+++ Material provided +++

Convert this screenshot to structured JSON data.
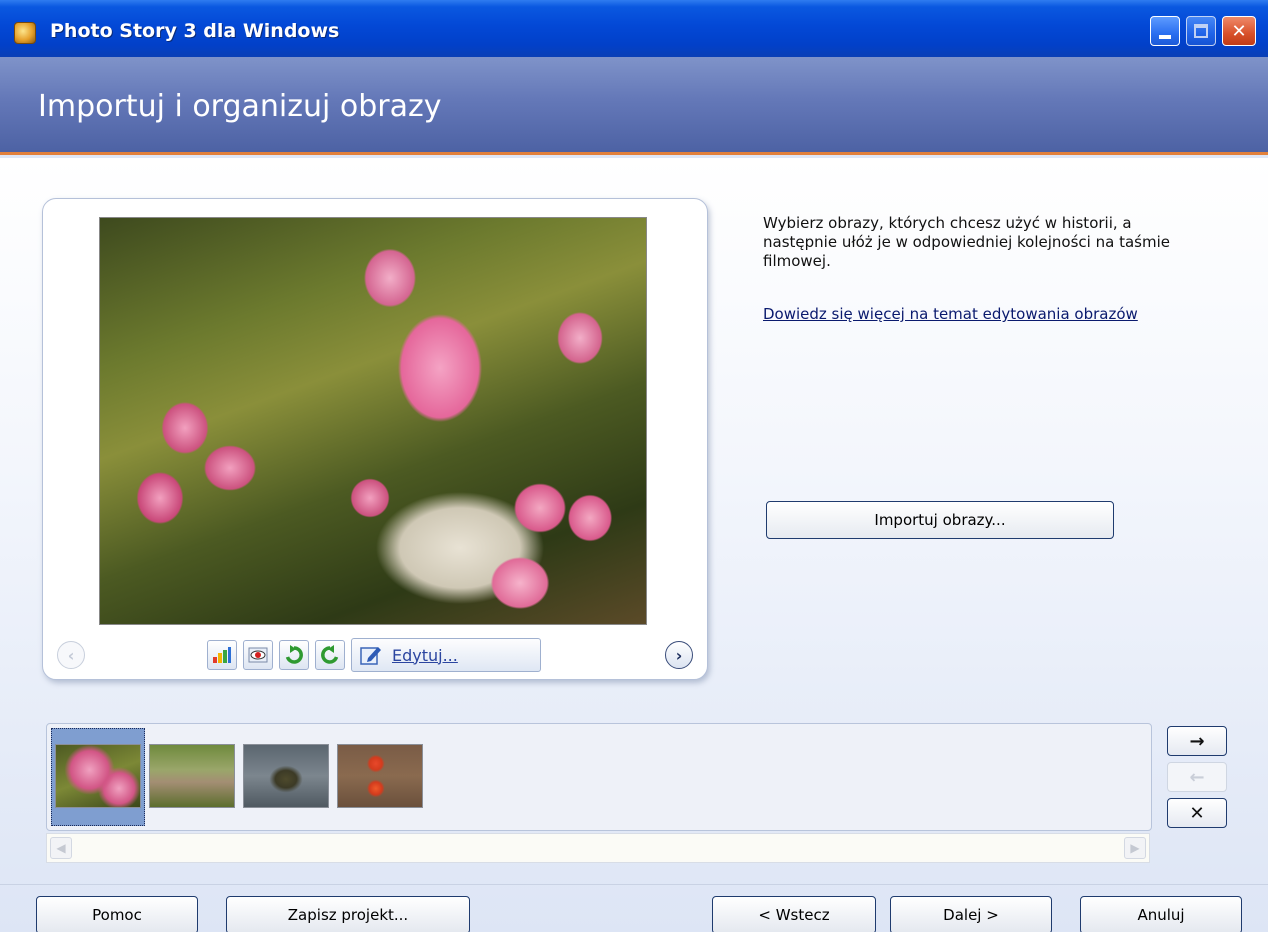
{
  "window": {
    "title": "Photo Story 3 dla Windows",
    "minimize_icon": "minimize-icon",
    "maximize_icon": "maximize-icon",
    "close_icon": "close-icon"
  },
  "header": {
    "title": "Importuj i organizuj obrazy"
  },
  "preview": {
    "toolbar": {
      "tools": [
        "auto-levels-icon",
        "red-eye-icon",
        "rotate-left-icon",
        "rotate-right-icon"
      ],
      "edit_label": "Edytuj..."
    }
  },
  "instructions": {
    "text": "Wybierz obrazy, których chcesz użyć w historii, a następnie ułóż je w odpowiedniej kolejności na taśmie filmowej.",
    "link": "Dowiedz się więcej na temat edytowania obrazów"
  },
  "import_button": "Importuj obrazy...",
  "filmstrip": {
    "thumbnails": [
      "magnolia-thumbnail",
      "meadow-thumbnail",
      "pond-thumbnail",
      "flowers-thumbnail"
    ],
    "selected_index": 0
  },
  "side_buttons": {
    "move_right": "→",
    "move_left": "←",
    "delete": "✕"
  },
  "footer": {
    "help": "Pomoc",
    "save": "Zapisz projekt...",
    "back": "< Wstecz",
    "next": "Dalej >",
    "cancel": "Anuluj"
  },
  "colors": {
    "title_bar": "#0348d6",
    "header_bg": "#6478b8",
    "header_accent": "#e2813c",
    "link": "#0a1a6e"
  }
}
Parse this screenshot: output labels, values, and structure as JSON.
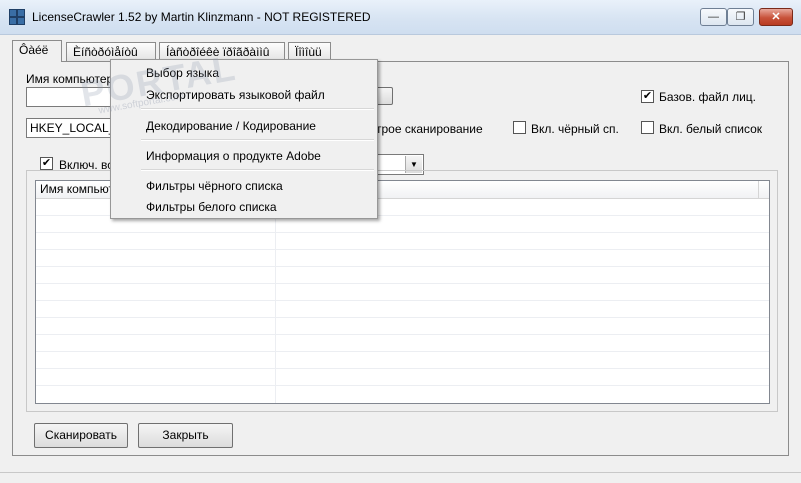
{
  "window": {
    "title": "LicenseCrawler 1.52 by Martin Klinzmann - NOT REGISTERED",
    "min_label": "—",
    "max_label": "❐",
    "close_label": "✕"
  },
  "tabs": [
    {
      "label": "Ôàéë"
    },
    {
      "label": "Èíñòðóìåíòû"
    },
    {
      "label": "Íàñòðîéêè ïðîãðàììû"
    },
    {
      "label": "Ïîìîùü"
    }
  ],
  "form": {
    "computer_name_label": "Имя компьютера",
    "computer_name_value": "",
    "registry_key_value": "HKEY_LOCAL_M",
    "fast_scan_label": "строе сканирование",
    "base_license_file_label": "Базов. файл лиц.",
    "base_license_file_checked": "✔",
    "blacklist_label": "Вкл. чёрный сп.",
    "whitelist_label": "Вкл. белый список",
    "include_all_label": "Включ. всё",
    "include_all_checked": "✔"
  },
  "list": {
    "columns": [
      "Имя компьют",
      ""
    ]
  },
  "buttons": {
    "scan": "Сканировать",
    "close": "Закрыть"
  },
  "menu": {
    "items": [
      "Выбор языка",
      "Экспортировать языковой файл",
      "Декодирование / Кодирование",
      "Информация о продукте Adobe",
      "Фильтры чёрного списка",
      "Фильтры белого списка"
    ]
  },
  "watermark": {
    "text": "PORTAL",
    "subtext": "www.softportal.com"
  },
  "colors": {
    "titlebar": "#d6e3f2",
    "close_button": "#c8523a",
    "background": "#f0f0f0"
  }
}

+++

▶ **Instructions to follow**
Output the records above exactly; leave out the pictures.

▶ **Problem solution**
Convert this screenshot to structured JSON data.
{
  "window": {
    "title": "Photo Story 3 dla Windows",
    "minimize_icon": "minimize-icon",
    "maximize_icon": "maximize-icon",
    "close_icon": "close-icon"
  },
  "header": {
    "title": "Importuj i organizuj obrazy"
  },
  "preview": {
    "toolbar": {
      "tools": [
        "auto-levels-icon",
        "red-eye-icon",
        "rotate-left-icon",
        "rotate-right-icon"
      ],
      "edit_label": "Edytuj..."
    }
  },
  "instructions": {
    "text": "Wybierz obrazy, których chcesz użyć w historii, a następnie ułóż je w odpowiedniej kolejności na taśmie filmowej.",
    "link": "Dowiedz się więcej na temat edytowania obrazów"
  },
  "import_button": "Importuj obrazy...",
  "filmstrip": {
    "thumbnails": [
      "magnolia-thumbnail",
      "meadow-thumbnail",
      "pond-thumbnail",
      "flowers-thumbnail"
    ],
    "selected_index": 0
  },
  "side_buttons": {
    "move_right": "→",
    "move_left": "←",
    "delete": "✕"
  },
  "footer": {
    "help": "Pomoc",
    "save": "Zapisz projekt...",
    "back": "< Wstecz",
    "next": "Dalej >",
    "cancel": "Anuluj"
  },
  "colors": {
    "title_bar": "#0348d6",
    "header_bg": "#6478b8",
    "header_accent": "#e2813c",
    "link": "#0a1a6e"
  }
}
Parse this screenshot: output labels, values, and structure as JSON.
{
  "window": {
    "title": "LicenseCrawler 1.52 by Martin Klinzmann - NOT REGISTERED",
    "min_label": "—",
    "max_label": "❐",
    "close_label": "✕"
  },
  "tabs": [
    {
      "label": "Ôàéë"
    },
    {
      "label": "Èíñòðóìåíòû"
    },
    {
      "label": "Íàñòðîéêè ïðîãðàììû"
    },
    {
      "label": "Ïîìîùü"
    }
  ],
  "form": {
    "computer_name_label": "Имя компьютера",
    "computer_name_value": "",
    "registry_key_value": "HKEY_LOCAL_M",
    "fast_scan_label": "строе сканирование",
    "base_license_file_label": "Базов. файл лиц.",
    "base_license_file_checked": "✔",
    "blacklist_label": "Вкл. чёрный сп.",
    "whitelist_label": "Вкл. белый список",
    "include_all_label": "Включ. всё",
    "include_all_checked": "✔"
  },
  "list": {
    "columns": [
      "Имя компьют",
      ""
    ]
  },
  "buttons": {
    "scan": "Сканировать",
    "close": "Закрыть"
  },
  "menu": {
    "items": [
      "Выбор языка",
      "Экспортировать языковой файл",
      "Декодирование / Кодирование",
      "Информация о продукте Adobe",
      "Фильтры чёрного списка",
      "Фильтры белого списка"
    ]
  },
  "watermark": {
    "text": "PORTAL",
    "subtext": "www.softportal.com"
  },
  "colors": {
    "titlebar": "#d6e3f2",
    "close_button": "#c8523a",
    "background": "#f0f0f0"
  }
}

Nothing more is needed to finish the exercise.